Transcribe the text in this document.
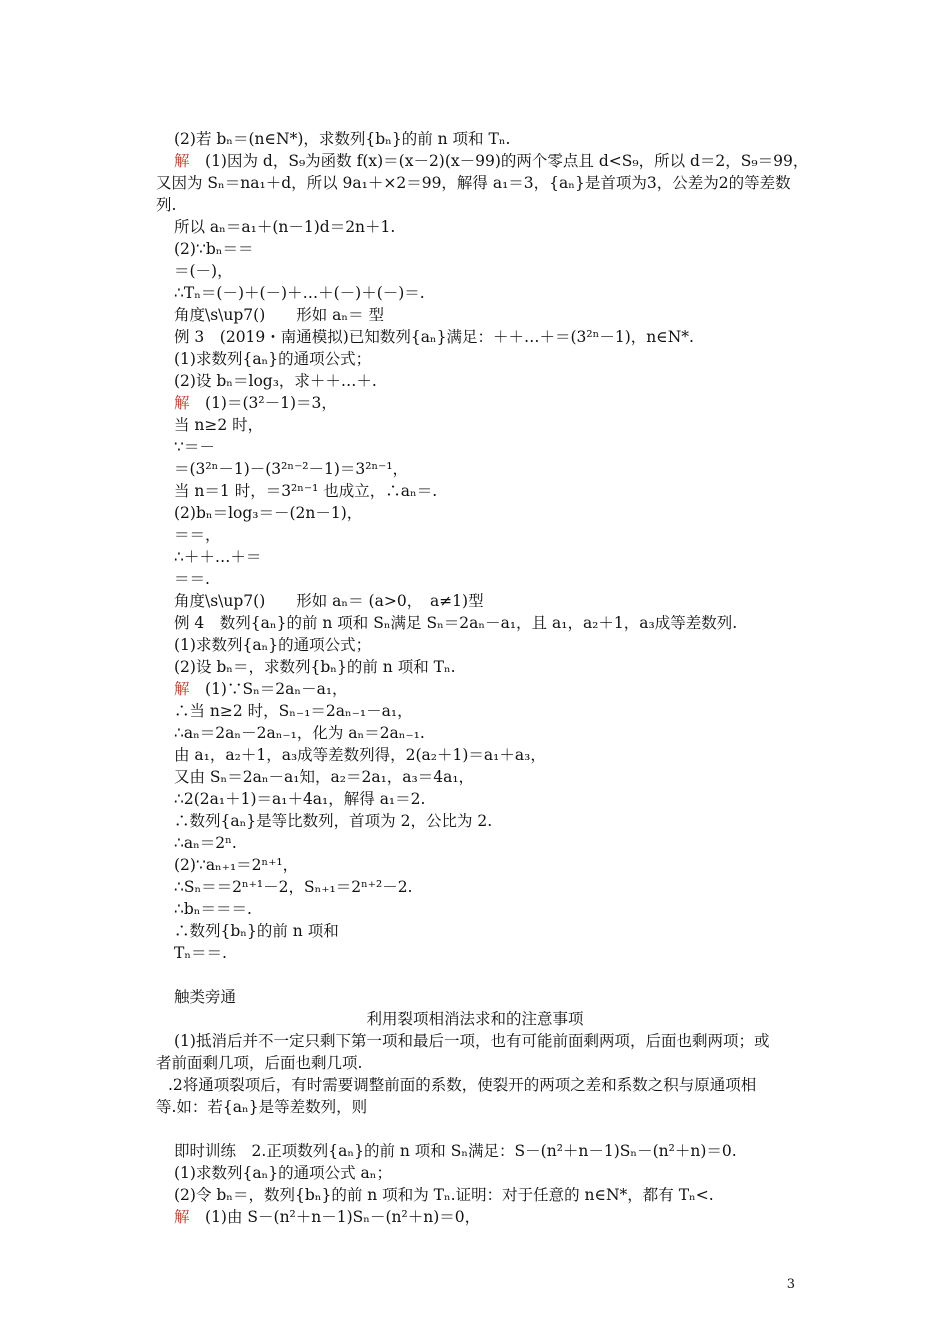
(2)若 bₙ＝(n∈N*)，求数列{bₙ}的前 n 项和 Tₙ.
解　(1)因为 d，S₉为函数 f(x)＝(x－2)(x－99)的两个零点且 d<S₉，所以 d＝2，S₉＝99，
又因为 Sₙ＝na₁＋d，所以 9a₁＋×2＝99，解得 a₁＝3，{aₙ}是首项为3，公差为2的等差数
列.
所以 aₙ＝a₁＋(n－1)d＝2n＋1.
(2)∵bₙ＝＝
＝(－)，
∴Tₙ＝(－)＋(－)＋…＋(－)＋(－)＝.
角度\s\up7()　　形如 aₙ＝ 型
例 3　(2019・南通模拟)已知数列{aₙ}满足：＋＋…＋＝(3²ⁿ－1)，n∈N*.
(1)求数列{aₙ}的通项公式；
(2)设 bₙ＝log₃，求＋＋…＋.
解　(1)＝(3²－1)＝3，
当 n≥2 时，
∵＝－
＝(3²ⁿ－1)－(3²ⁿ⁻²－1)＝3²ⁿ⁻¹，
当 n＝1 时，＝3²ⁿ⁻¹ 也成立，∴aₙ＝.
(2)bₙ＝log₃＝－(2n－1)，
＝＝，
∴＋＋…＋＝
＝＝.
角度\s\up7()　　形如 aₙ＝ (a>0，　a≠1)型
例 4　数列{aₙ}的前 n 项和 Sₙ满足 Sₙ＝2aₙ－a₁，且 a₁，a₂＋1，a₃成等差数列.
(1)求数列{aₙ}的通项公式；
(2)设 bₙ＝，求数列{bₙ}的前 n 项和 Tₙ.
解　(1)∵Sₙ＝2aₙ－a₁，
∴当 n≥2 时，Sₙ₋₁＝2aₙ₋₁－a₁，
∴aₙ＝2aₙ－2aₙ₋₁，化为 aₙ＝2aₙ₋₁.
由 a₁，a₂＋1，a₃成等差数列得，2(a₂＋1)＝a₁＋a₃，
又由 Sₙ＝2aₙ－a₁知，a₂＝2a₁，a₃＝4a₁，
∴2(2a₁＋1)＝a₁＋4a₁，解得 a₁＝2.
∴数列{aₙ}是等比数列，首项为 2，公比为 2.
∴aₙ＝2ⁿ.
(2)∵aₙ₊₁＝2ⁿ⁺¹，
∴Sₙ＝＝2ⁿ⁺¹－2，Sₙ₊₁＝2ⁿ⁺²－2.
∴bₙ＝＝＝.
∴数列{bₙ}的前 n 项和
Tₙ＝＝.
触类旁通
(1)抵消后并不一定只剩下第一项和最后一项，也有可能前面剩两项，后面也剩两项；或
者前面剩几项，后面也剩几项.
.2将通项裂项后，有时需要调整前面的系数，使裂开的两项之差和系数之积与原通项相
等.如：若{aₙ}是等差数列，则
即时训练　2.正项数列{aₙ}的前 n 项和 Sₙ满足：S－(n²＋n－1)Sₙ－(n²＋n)＝0.
(1)求数列{aₙ}的通项公式 aₙ；
(2)令 bₙ＝，数列{bₙ}的前 n 项和为 Tₙ.证明：对于任意的 n∈N*，都有 Tₙ<.
解　(1)由 S－(n²＋n－1)Sₙ－(n²＋n)＝0，
利用裂项相消法求和的注意事项
3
####################
Task directions:
Omit every picture, then reproduce the rest of the listing exactly.

Final answer:
Transcribe the text in this document.
(2)若 bₙ＝(n∈N*)，求数列{bₙ}的前 n 项和 Tₙ.
解　(1)因为 d，S₉为函数 f(x)＝(x－2)(x－99)的两个零点且 d<S₉，所以 d＝2，S₉＝99，
又因为 Sₙ＝na₁＋d，所以 9a₁＋×2＝99，解得 a₁＝3，{aₙ}是首项为3，公差为2的等差数
列.
所以 aₙ＝a₁＋(n－1)d＝2n＋1.
(2)∵bₙ＝＝
＝(－)，
∴Tₙ＝(－)＋(－)＋…＋(－)＋(－)＝.
角度\s\up7()　　形如 aₙ＝ 型
例 3　(2019・南通模拟)已知数列{aₙ}满足：＋＋…＋＝(3²ⁿ－1)，n∈N*.
(1)求数列{aₙ}的通项公式；
(2)设 bₙ＝log₃，求＋＋…＋.
解　(1)＝(3²－1)＝3，
当 n≥2 时，
∵＝－
＝(3²ⁿ－1)－(3²ⁿ⁻²－1)＝3²ⁿ⁻¹，
当 n＝1 时，＝3²ⁿ⁻¹ 也成立，∴aₙ＝.
(2)bₙ＝log₃＝－(2n－1)，
＝＝，
∴＋＋…＋＝
＝＝.
角度\s\up7()　　形如 aₙ＝ (a>0，　a≠1)型
例 4　数列{aₙ}的前 n 项和 Sₙ满足 Sₙ＝2aₙ－a₁，且 a₁，a₂＋1，a₃成等差数列.
(1)求数列{aₙ}的通项公式；
(2)设 bₙ＝，求数列{bₙ}的前 n 项和 Tₙ.
解　(1)∵Sₙ＝2aₙ－a₁，
∴当 n≥2 时，Sₙ₋₁＝2aₙ₋₁－a₁，
∴aₙ＝2aₙ－2aₙ₋₁，化为 aₙ＝2aₙ₋₁.
由 a₁，a₂＋1，a₃成等差数列得，2(a₂＋1)＝a₁＋a₃，
又由 Sₙ＝2aₙ－a₁知，a₂＝2a₁，a₃＝4a₁，
∴2(2a₁＋1)＝a₁＋4a₁，解得 a₁＝2.
∴数列{aₙ}是等比数列，首项为 2，公比为 2.
∴aₙ＝2ⁿ.
(2)∵aₙ₊₁＝2ⁿ⁺¹，
∴Sₙ＝＝2ⁿ⁺¹－2，Sₙ₊₁＝2ⁿ⁺²－2.
∴bₙ＝＝＝.
∴数列{bₙ}的前 n 项和
Tₙ＝＝.
触类旁通
(1)抵消后并不一定只剩下第一项和最后一项，也有可能前面剩两项，后面也剩两项；或
者前面剩几项，后面也剩几项.
.2将通项裂项后，有时需要调整前面的系数，使裂开的两项之差和系数之积与原通项相
等.如：若{aₙ}是等差数列，则
即时训练　2.正项数列{aₙ}的前 n 项和 Sₙ满足：S－(n²＋n－1)Sₙ－(n²＋n)＝0.
(1)求数列{aₙ}的通项公式 aₙ；
(2)令 bₙ＝，数列{bₙ}的前 n 项和为 Tₙ.证明：对于任意的 n∈N*，都有 Tₙ<.
解　(1)由 S－(n²＋n－1)Sₙ－(n²＋n)＝0，
利用裂项相消法求和的注意事项
3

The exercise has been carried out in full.